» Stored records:

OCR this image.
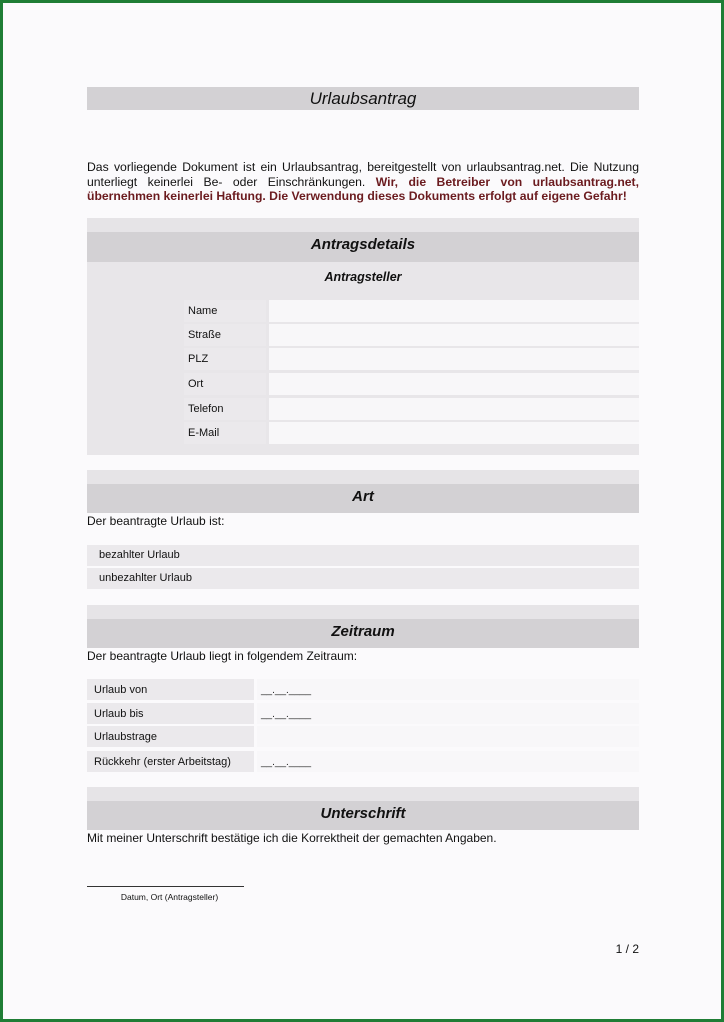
Urlaubsantrag
Das vorliegende Dokument ist ein Urlaubsantrag, bereitgestellt von urlaubsantrag.net. Die Nutzung unterliegt keinerlei Be- oder Einschränkungen. Wir, die Betreiber von urlaubsantrag.net, übernehmen keinerlei Haftung. Die Verwendung dieses Dokuments erfolgt auf eigene Gefahr!
Antragsdetails
Antragsteller
Name
Straße
PLZ
Ort
Telefon
E-Mail
Art
Der beantragte Urlaub ist:
bezahlter Urlaub
unbezahlter Urlaub
Zeitraum
Der beantragte Urlaub liegt in folgendem Zeitraum:
Urlaub von	__.__.____
Urlaub bis	__.__.____
Urlaubstrage
Rückkehr (erster Arbeitstag)	__.__.____
Unterschrift
Mit meiner Unterschrift bestätige ich die Korrektheit der gemachten Angaben.
Datum, Ort (Antragsteller)
1 / 2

» INSTRUCTIONS FOR THE TASK:
Your task is to copy the entries in full and exactly, without any images.

» WRITTEN ANSWER:
OCR this image.
Urlaubsantrag
Das vorliegende Dokument ist ein Urlaubsantrag, bereitgestellt von urlaubsantrag.net. Die Nutzung unterliegt keinerlei Be- oder Einschränkungen. Wir, die Betreiber von urlaubsantrag.net, übernehmen keinerlei Haftung. Die Verwendung dieses Dokuments erfolgt auf eigene Gefahr!
Antragsdetails
Antragsteller
Name
Straße
PLZ
Ort
Telefon
E-Mail
Art
Der beantragte Urlaub ist:
bezahlter Urlaub
unbezahlter Urlaub
Zeitraum
Der beantragte Urlaub liegt in folgendem Zeitraum:
Urlaub von	__.__.____
Urlaub bis	__.__.____
Urlaubstrage
Rückkehr (erster Arbeitstag)	__.__.____
Unterschrift
Mit meiner Unterschrift bestätige ich die Korrektheit der gemachten Angaben.
Datum, Ort (Antragsteller)
1 / 2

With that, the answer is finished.